[Task inputs]
···
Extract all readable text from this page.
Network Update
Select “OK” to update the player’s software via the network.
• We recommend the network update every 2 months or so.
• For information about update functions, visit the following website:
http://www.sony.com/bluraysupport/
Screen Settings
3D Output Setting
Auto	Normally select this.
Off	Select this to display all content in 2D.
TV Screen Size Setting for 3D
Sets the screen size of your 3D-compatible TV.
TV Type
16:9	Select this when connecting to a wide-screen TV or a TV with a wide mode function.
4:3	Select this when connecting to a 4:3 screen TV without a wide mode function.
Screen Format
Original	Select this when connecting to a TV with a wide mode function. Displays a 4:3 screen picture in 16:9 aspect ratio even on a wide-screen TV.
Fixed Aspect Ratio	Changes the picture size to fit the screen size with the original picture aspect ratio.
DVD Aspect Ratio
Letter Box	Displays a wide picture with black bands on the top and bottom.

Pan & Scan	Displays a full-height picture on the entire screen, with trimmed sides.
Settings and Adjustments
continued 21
···
[Short task] Return the listing above word for word.

[Final result]
Extract all readable text from this page.
Network Update
Select “OK” to update the player’s software via the network.
• We recommend the network update every 2 months or so.
• For information about update functions, visit the following website:
http://www.sony.com/bluraysupport/
Screen Settings
3D Output Setting
Auto	Normally select this.
Off	Select this to display all content in 2D.
TV Screen Size Setting for 3D
Sets the screen size of your 3D-compatible TV.
TV Type
16:9	Select this when connecting to a wide-screen TV or a TV with a wide mode function.
4:3	Select this when connecting to a 4:3 screen TV without a wide mode function.
Screen Format
Original	Select this when connecting to a TV with a wide mode function. Displays a 4:3 screen picture in 16:9 aspect ratio even on a wide-screen TV.
Fixed Aspect Ratio	Changes the picture size to fit the screen size with the original picture aspect ratio.
DVD Aspect Ratio
Letter Box	Displays a wide picture with black bands on the top and bottom.

Pan & Scan	Displays a full-height picture on the entire screen, with trimmed sides.
Settings and Adjustments
continued 21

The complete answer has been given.